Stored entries
※
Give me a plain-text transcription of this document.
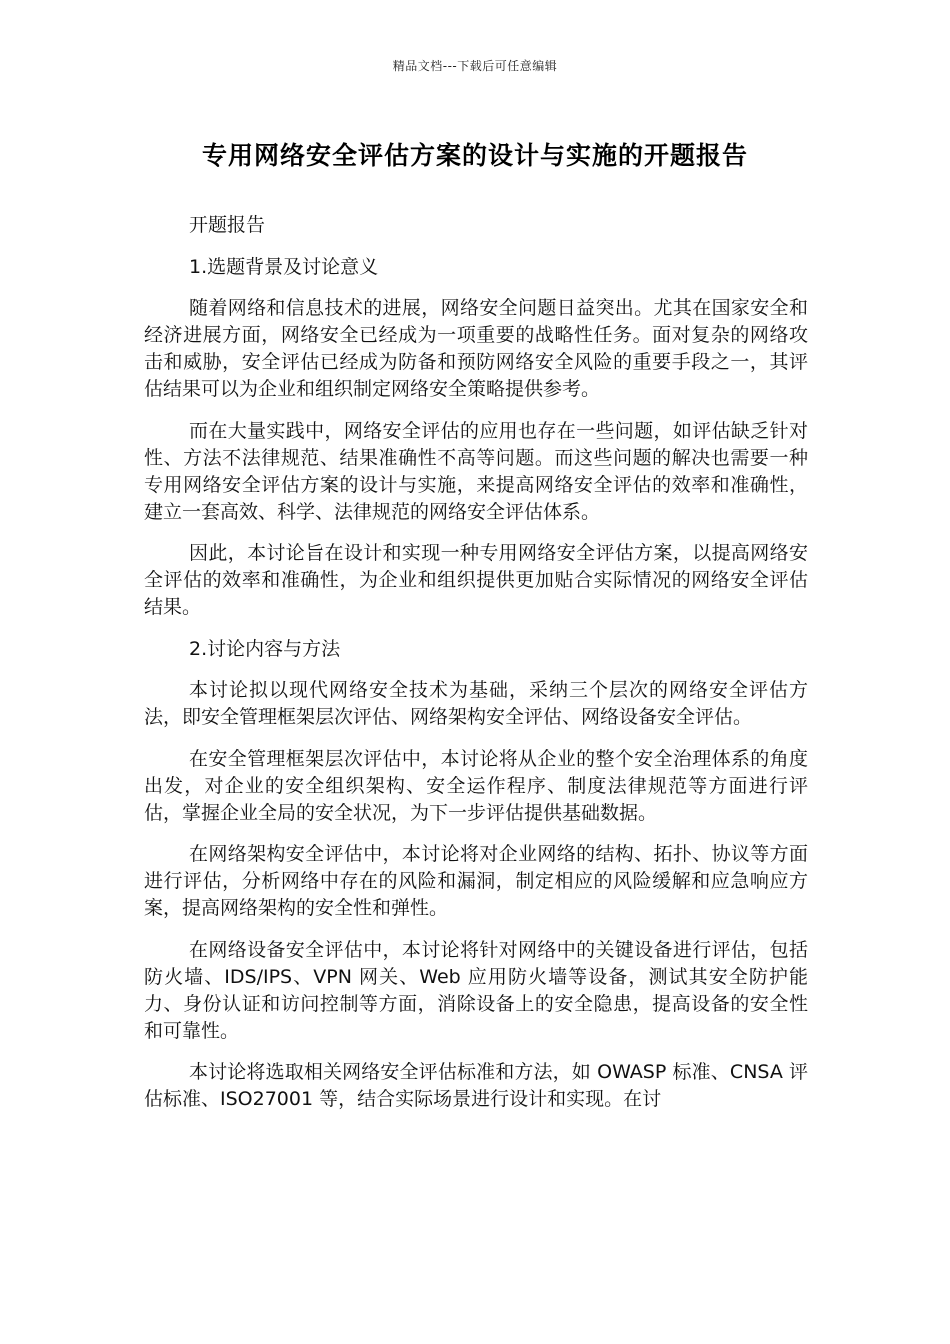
精品文档---下载后可任意编辑
专用网络安全评估方案的设计与实施的开题报告

开题报告

1.选题背景及讨论意义

随着网络和信息技术的进展，网络安全问题日益突出。尤其在国家安全和经济进展方面，网络安全已经成为一项重要的战略性任务。面对复杂的网络攻击和威胁，安全评估已经成为防备和预防网络安全风险的重要手段之一，其评估结果可以为企业和组织制定网络安全策略提供参考。

而在大量实践中，网络安全评估的应用也存在一些问题，如评估缺乏针对性、方法不法律规范、结果准确性不高等问题。而这些问题的解决也需要一种专用网络安全评估方案的设计与实施，来提高网络安全评估的效率和准确性，建立一套高效、科学、法律规范的网络安全评估体系。

因此，本讨论旨在设计和实现一种专用网络安全评估方案，以提高网络安全评估的效率和准确性，为企业和组织提供更加贴合实际情况的网络安全评估结果。

2.讨论内容与方法

本讨论拟以现代网络安全技术为基础，采纳三个层次的网络安全评估方法，即安全管理框架层次评估、网络架构安全评估、网络设备安全评估。

在安全管理框架层次评估中，本讨论将从企业的整个安全治理体系的角度出发，对企业的安全组织架构、安全运作程序、制度法律规范等方面进行评估，掌握企业全局的安全状况，为下一步评估提供基础数据。

在网络架构安全评估中，本讨论将对企业网络的结构、拓扑、协议等方面进行评估，分析网络中存在的风险和漏洞，制定相应的风险缓解和应急响应方案，提高网络架构的安全性和弹性。

在网络设备安全评估中，本讨论将针对网络中的关键设备进行评估，包括防火墙、IDS/IPS、VPN 网关、Web 应用防火墙等设备，测试其安全防护能力、身份认证和访问控制等方面，消除设备上的安全隐患，提高设备的安全性和可靠性。

本讨论将选取相关网络安全评估标准和方法，如 OWASP 标准、CNSA 评估标准、ISO27001 等，结合实际场景进行设计和实现。在讨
※
#### [SET TASK]
Reproduce the material above in full, exactly, with no images.

#### [IN RESPONSE]
Give me a plain-text transcription of this document.
精品文档---下载后可任意编辑
专用网络安全评估方案的设计与实施的开题报告

开题报告

1.选题背景及讨论意义

随着网络和信息技术的进展，网络安全问题日益突出。尤其在国家安全和经济进展方面，网络安全已经成为一项重要的战略性任务。面对复杂的网络攻击和威胁，安全评估已经成为防备和预防网络安全风险的重要手段之一，其评估结果可以为企业和组织制定网络安全策略提供参考。

而在大量实践中，网络安全评估的应用也存在一些问题，如评估缺乏针对性、方法不法律规范、结果准确性不高等问题。而这些问题的解决也需要一种专用网络安全评估方案的设计与实施，来提高网络安全评估的效率和准确性，建立一套高效、科学、法律规范的网络安全评估体系。

因此，本讨论旨在设计和实现一种专用网络安全评估方案，以提高网络安全评估的效率和准确性，为企业和组织提供更加贴合实际情况的网络安全评估结果。

2.讨论内容与方法

本讨论拟以现代网络安全技术为基础，采纳三个层次的网络安全评估方法，即安全管理框架层次评估、网络架构安全评估、网络设备安全评估。

在安全管理框架层次评估中，本讨论将从企业的整个安全治理体系的角度出发，对企业的安全组织架构、安全运作程序、制度法律规范等方面进行评估，掌握企业全局的安全状况，为下一步评估提供基础数据。

在网络架构安全评估中，本讨论将对企业网络的结构、拓扑、协议等方面进行评估，分析网络中存在的风险和漏洞，制定相应的风险缓解和应急响应方案，提高网络架构的安全性和弹性。

在网络设备安全评估中，本讨论将针对网络中的关键设备进行评估，包括防火墙、IDS/IPS、VPN 网关、Web 应用防火墙等设备，测试其安全防护能力、身份认证和访问控制等方面，消除设备上的安全隐患，提高设备的安全性和可靠性。

本讨论将选取相关网络安全评估标准和方法，如 OWASP 标准、CNSA 评估标准、ISO27001 等，结合实际场景进行设计和实现。在讨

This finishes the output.